### Строки для упражнения
━━━━━━━━━━━━━━━━━━━━━━━━━━━━━━
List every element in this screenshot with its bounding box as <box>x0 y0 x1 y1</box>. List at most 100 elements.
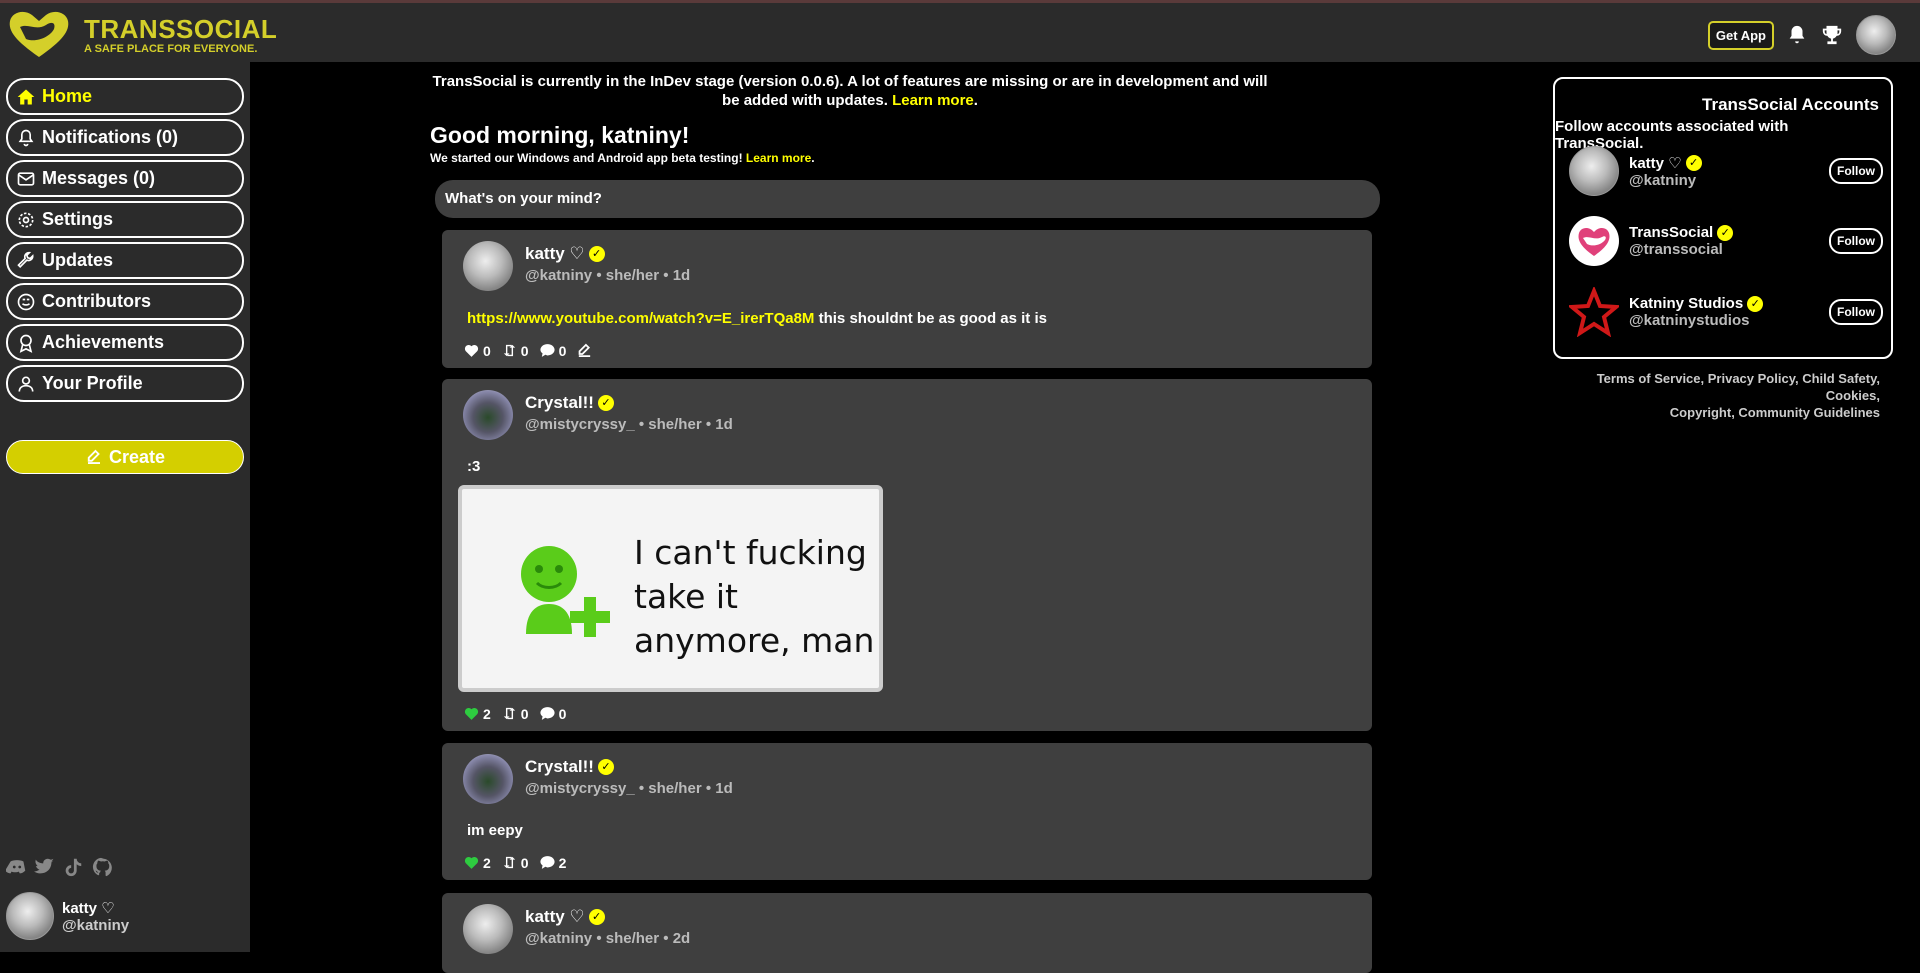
repost-button[interactable]: 0 <box>501 705 529 722</box>
comment-icon <box>540 344 555 357</box>
post-avatar[interactable] <box>463 754 513 804</box>
edit-icon <box>579 343 591 358</box>
post-avatar[interactable] <box>463 390 513 440</box>
post-link[interactable]: https://www.youtube.com/watch?v=E_irerTQ… <box>467 310 814 327</box>
account-item[interactable]: TransSocial ✓ @transsocial Follow <box>1569 216 1883 266</box>
profile-avatar[interactable] <box>1856 15 1896 55</box>
post-card[interactable]: Crystal!! ✓ @mistycryssy_ • she/her • 1d … <box>442 743 1372 880</box>
greeting-subtitle: We started our Windows and Android app b… <box>430 151 743 165</box>
nav-notifications[interactable]: Notifications (0) <box>6 119 244 156</box>
repost-button[interactable]: 0 <box>501 854 529 871</box>
account-avatar[interactable] <box>1569 146 1619 196</box>
post-avatar[interactable] <box>463 904 513 954</box>
follow-button[interactable]: Follow <box>1829 158 1883 184</box>
indev-notice: TransSocial is currently in the InDev st… <box>432 73 1268 109</box>
nav-updates[interactable]: Updates <box>6 242 244 279</box>
post-time: 2d <box>672 930 691 947</box>
greeting-title: Good morning, katniny! <box>430 122 690 148</box>
follow-button[interactable]: Follow <box>1829 299 1883 325</box>
repost-button[interactable]: 0 <box>501 342 529 359</box>
post-author-name[interactable]: Crystal!! <box>525 393 594 413</box>
nav-settings[interactable]: Settings <box>6 201 244 238</box>
post-avatar[interactable] <box>463 241 513 291</box>
account-item[interactable]: katty ♡ ✓ @katniny Follow <box>1569 146 1883 196</box>
account-handle: @katninystudios <box>1629 312 1750 329</box>
logo[interactable]: TRANSSOCIAL A SAFE PLACE FOR EVERYONE. <box>6 9 277 61</box>
footer-link[interactable]: Copyright <box>1670 405 1731 420</box>
post-author-name[interactable]: Crystal!! <box>525 757 594 777</box>
sidebar-user-name: katty ♡ <box>62 899 115 917</box>
like-button[interactable]: 2 <box>463 854 491 871</box>
nav-home[interactable]: Home <box>6 78 244 115</box>
sidebar-user[interactable]: katty ♡ @katniny <box>6 892 129 940</box>
like-button[interactable]: 2 <box>463 705 491 722</box>
footer-link[interactable]: Privacy Policy <box>1708 371 1795 386</box>
footer-links: Terms of Service, Privacy Policy, Child … <box>1596 371 1880 420</box>
notice-learn-more-link[interactable]: Learn more <box>892 92 974 109</box>
wrench-icon <box>17 251 34 268</box>
greeting-learn-more-link[interactable]: Learn more <box>746 151 811 165</box>
nav-messages[interactable]: Messages (0) <box>6 160 244 197</box>
post-author-name[interactable]: katty ♡ <box>525 244 585 264</box>
account-name[interactable]: Katniny Studios <box>1629 295 1743 312</box>
follow-button[interactable]: Follow <box>1829 228 1883 254</box>
comment-icon <box>540 707 555 720</box>
post-pronouns: she/her <box>605 930 660 947</box>
footer-link[interactable]: Terms of Service <box>1597 371 1701 386</box>
nav-achievements[interactable]: Achievements <box>6 324 244 361</box>
tiktok-icon[interactable] <box>62 856 84 878</box>
get-app-button[interactable]: Get App <box>1707 20 1774 50</box>
post-author-name[interactable]: katty ♡ <box>525 907 585 927</box>
verified-badge-icon: ✓ <box>588 246 605 262</box>
footer-link[interactable]: Cookies <box>1826 388 1877 403</box>
account-name[interactable]: TransSocial <box>1629 224 1713 241</box>
nav-profile[interactable]: Your Profile <box>6 365 244 402</box>
greeting: Good morning, katniny! We started our Wi… <box>430 122 815 165</box>
nav-contributors[interactable]: Contributors <box>6 283 244 320</box>
smile-icon <box>17 293 35 310</box>
edit-post-button[interactable] <box>576 342 593 359</box>
verified-badge-icon: ✓ <box>1717 224 1734 241</box>
post-image[interactable]: I can't fucking take it anymore, man <box>458 485 883 692</box>
transsocial-logo-icon[interactable] <box>1569 216 1619 266</box>
edit-icon <box>87 449 100 464</box>
post-card[interactable]: Crystal!! ✓ @mistycryssy_ • she/her • 1d … <box>442 379 1372 731</box>
like-button[interactable]: 0 <box>463 342 491 359</box>
repost-icon <box>503 707 515 720</box>
footer-link[interactable]: Child Safety <box>1802 371 1876 386</box>
bell-icon[interactable] <box>1786 24 1808 46</box>
post-image-caption: I can't fucking take it anymore, man <box>634 533 875 660</box>
star-logo-icon[interactable] <box>1569 287 1619 337</box>
repost-count: 0 <box>520 342 529 359</box>
footer-link[interactable]: Community Guidelines <box>1738 405 1880 420</box>
trophy-icon[interactable] <box>1820 24 1844 46</box>
post-card[interactable]: katty ♡ ✓ @katniny • she/her • 2d <box>442 893 1372 973</box>
account-item[interactable]: Katniny Studios ✓ @katninystudios Follow <box>1569 287 1883 337</box>
comment-button[interactable]: 0 <box>539 342 566 359</box>
accounts-panel-title: TransSocial Accounts <box>1702 95 1879 114</box>
comment-button[interactable]: 2 <box>539 854 566 871</box>
verified-badge-icon: ✓ <box>588 909 605 925</box>
heart-logo-icon <box>9 11 69 57</box>
post-text: im eepy <box>467 822 523 839</box>
post-pronouns: she/her <box>605 267 660 284</box>
post-time: 1d <box>715 416 733 433</box>
create-button[interactable]: Create <box>6 440 244 474</box>
post-actions: 2 0 0 <box>463 705 566 722</box>
post-handle: @katniny <box>525 267 593 284</box>
post-card[interactable]: katty ♡ ✓ @katniny • she/her • 1d https:/… <box>442 230 1372 368</box>
post-handle: @mistycryssy_ <box>525 780 635 797</box>
post-actions: 2 0 2 <box>463 854 566 871</box>
account-name[interactable]: katty ♡ <box>1629 154 1682 172</box>
twitter-icon[interactable] <box>34 856 56 878</box>
post-composer-input[interactable]: What's on your mind? <box>435 180 1380 218</box>
post-text: this shouldnt be as good as it is <box>818 310 1047 327</box>
discord-icon[interactable] <box>6 856 28 878</box>
account-handle: @transsocial <box>1629 241 1723 258</box>
accounts-panel: TransSocial Accounts Follow accounts ass… <box>1553 77 1893 359</box>
post-handle: @katniny <box>525 930 593 947</box>
comment-button[interactable]: 0 <box>539 705 567 722</box>
github-icon[interactable] <box>90 856 112 878</box>
repost-icon <box>503 344 515 357</box>
comment-count: 0 <box>558 705 567 722</box>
━━━━━━━━━━━━━━━━━━━━━━━━━━━━━━
### Письменное задание
Перепишите все строки выше в виде нумерованного списка, пропуская пустые строки. Изображения в ответ не включайте.

### Результат задания
1. List every element in this screenshot with its bounding box as <box>x0 y0 x1 y1</box>. List at most 100 elements.
2. repost-button[interactable]: 0 <box>501 705 529 722</box>
3. comment-icon <box>540 344 555 357</box>
4. post-avatar[interactable] <box>463 754 513 804</box>
5. edit-icon <box>579 343 591 358</box>
6. post-avatar[interactable] <box>463 390 513 440</box>
7. post-link[interactable]: https://www.youtube.com/watch?v=E_irerTQ… <box>467 310 814 327</box>
8. account-item[interactable]: TransSocial ✓ @transsocial Follow <box>1569 216 1883 266</box>
9. profile-avatar[interactable] <box>1856 15 1896 55</box>
10. post-card[interactable]: Crystal!! ✓ @mistycryssy_ • she/her • 1d … <box>442 743 1372 880</box>
11. greeting-subtitle: We started our Windows and Android app b… <box>430 151 743 165</box>
12. nav-notifications[interactable]: Notifications (0) <box>6 119 244 156</box>
13. repost-button[interactable]: 0 <box>501 854 529 871</box>
14. account-avatar[interactable] <box>1569 146 1619 196</box>
15. post-avatar[interactable] <box>463 904 513 954</box>
16. follow-button[interactable]: Follow <box>1829 158 1883 184</box>
17. indev-notice: TransSocial is currently in the InDev st… <box>432 73 1268 109</box>
18. nav-updates[interactable]: Updates <box>6 242 244 279</box>
19. post-time: 2d <box>672 930 691 947</box>
20. greeting-title: Good morning, katniny! <box>430 122 690 148</box>
21. follow-button[interactable]: Follow <box>1829 299 1883 325</box>
22. repost-button[interactable]: 0 <box>501 342 529 359</box>
23. post-author-name[interactable]: Crystal!! <box>525 393 594 413</box>
24. nav-settings[interactable]: Settings <box>6 201 244 238</box>
25. post-avatar[interactable] <box>463 241 513 291</box>
26. account-item[interactable]: katty ♡ ✓ @katniny Follow <box>1569 146 1883 196</box>
27. account-handle: @katninystudios <box>1629 312 1750 329</box>
28. logo[interactable]: TRANSSOCIAL A SAFE PLACE FOR EVERYONE. <box>6 9 277 61</box>
29. footer-link[interactable]: Copyright <box>1670 405 1731 420</box>
30. post-author-name[interactable]: Crystal!! <box>525 757 594 777</box>
31. sidebar-user-name: katty ♡ <box>62 899 115 917</box>
32. like-button[interactable]: 2 <box>463 854 491 871</box>
33. nav-home[interactable]: Home <box>6 78 244 115</box>
34. sidebar-user[interactable]: katty ♡ @katniny <box>6 892 129 940</box>
35. like-button[interactable]: 2 <box>463 705 491 722</box>
36. footer-link[interactable]: Privacy Policy <box>1708 371 1795 386</box>
37. footer-links: Terms of Service, Privacy Policy, Child … <box>1596 371 1880 420</box>
38. notice-learn-more-link[interactable]: Learn more <box>892 92 974 109</box>
39. wrench-icon <box>17 251 34 268</box>
40. greeting-learn-more-link[interactable]: Learn more <box>746 151 811 165</box>
41. nav-messages[interactable]: Messages (0) <box>6 160 244 197</box>
42. post-author-name[interactable]: katty ♡ <box>525 244 585 264</box>
43. account-name[interactable]: Katniny Studios <box>1629 295 1743 312</box>
44. follow-button[interactable]: Follow <box>1829 228 1883 254</box>
45. comment-icon <box>540 707 555 720</box>
46. post-pronouns: she/her <box>605 930 660 947</box>
47. footer-link[interactable]: Terms of Service <box>1597 371 1701 386</box>
48. nav-achievements[interactable]: Achievements <box>6 324 244 361</box>
49. tiktok-icon[interactable] <box>62 856 84 878</box>
50. get-app-button[interactable]: Get App <box>1707 20 1774 50</box>
51. post-author-name[interactable]: katty ♡ <box>525 907 585 927</box>
52. verified-badge-icon: ✓ <box>588 246 605 262</box>
53. footer-link[interactable]: Cookies <box>1826 388 1877 403</box>
54. account-name[interactable]: TransSocial <box>1629 224 1713 241</box>
55. nav-profile[interactable]: Your Profile <box>6 365 244 402</box>
56. greeting: Good morning, katniny! We started our Wi… <box>430 122 815 165</box>
57. nav-contributors[interactable]: Contributors <box>6 283 244 320</box>
58. smile-icon <box>17 293 35 310</box>
59. edit-post-button[interactable] <box>576 342 593 359</box>
60. verified-badge-icon: ✓ <box>1717 224 1734 241</box>
61. post-image[interactable]: I can't fucking take it anymore, man <box>458 485 883 692</box>
62. transsocial-logo-icon[interactable] <box>1569 216 1619 266</box>
63. edit-icon <box>87 449 100 464</box>
64. post-card[interactable]: Crystal!! ✓ @mistycryssy_ • she/her • 1d … <box>442 379 1372 731</box>
65. like-button[interactable]: 0 <box>463 342 491 359</box>
66. repost-icon <box>503 707 515 720</box>
67. footer-link[interactable]: Child Safety <box>1802 371 1876 386</box>
68. bell-icon[interactable] <box>1786 24 1808 46</box>
69. post-image-caption: I can't fucking take it anymore, man <box>634 533 875 660</box>
70. star-logo-icon[interactable] <box>1569 287 1619 337</box>
71. repost-count: 0 <box>520 342 529 359</box>
72. footer-link[interactable]: Community Guidelines <box>1738 405 1880 420</box>
73. trophy-icon[interactable] <box>1820 24 1844 46</box>
74. post-card[interactable]: katty ♡ ✓ @katniny • she/her • 2d <box>442 893 1372 973</box>
75. account-item[interactable]: Katniny Studios ✓ @katninystudios Follow <box>1569 287 1883 337</box>
76. comment-button[interactable]: 0 <box>539 342 566 359</box>
77. accounts-panel-title: TransSocial Accounts <box>1702 95 1879 114</box>
78. comment-button[interactable]: 2 <box>539 854 566 871</box>
79. verified-badge-icon: ✓ <box>588 909 605 925</box>
80. heart-logo-icon <box>9 11 69 57</box>
81. post-text: im eepy <box>467 822 523 839</box>
82. post-pronouns: she/her <box>605 267 660 284</box>
83. post-time: 1d <box>715 416 733 433</box>
84. create-button[interactable]: Create <box>6 440 244 474</box>
85. post-actions: 2 0 0 <box>463 705 566 722</box>
86. post-handle: @katniny <box>525 267 593 284</box>
87. post-card[interactable]: katty ♡ ✓ @katniny • she/her • 1d https:/… <box>442 230 1372 368</box>
88. post-handle: @mistycryssy_ <box>525 780 635 797</box>
89. post-actions: 2 0 2 <box>463 854 566 871</box>
90. account-name[interactable]: katty ♡ <box>1629 154 1682 172</box>
91. twitter-icon[interactable] <box>34 856 56 878</box>
92. post-composer-input[interactable]: What's on your mind? <box>435 180 1380 218</box>
93. post-text: this shouldnt be as good as it is <box>818 310 1047 327</box>
94. discord-icon[interactable] <box>6 856 28 878</box>
95. account-handle: @transsocial <box>1629 241 1723 258</box>
96. accounts-panel: TransSocial Accounts Follow accounts ass… <box>1553 77 1893 359</box>
97. post-handle: @katniny <box>525 930 593 947</box>
98. comment-button[interactable]: 0 <box>539 705 567 722</box>
99. github-icon[interactable] <box>90 856 112 878</box>
100. repost-icon <box>503 344 515 357</box>
101. comment-count: 0 <box>558 705 567 722</box>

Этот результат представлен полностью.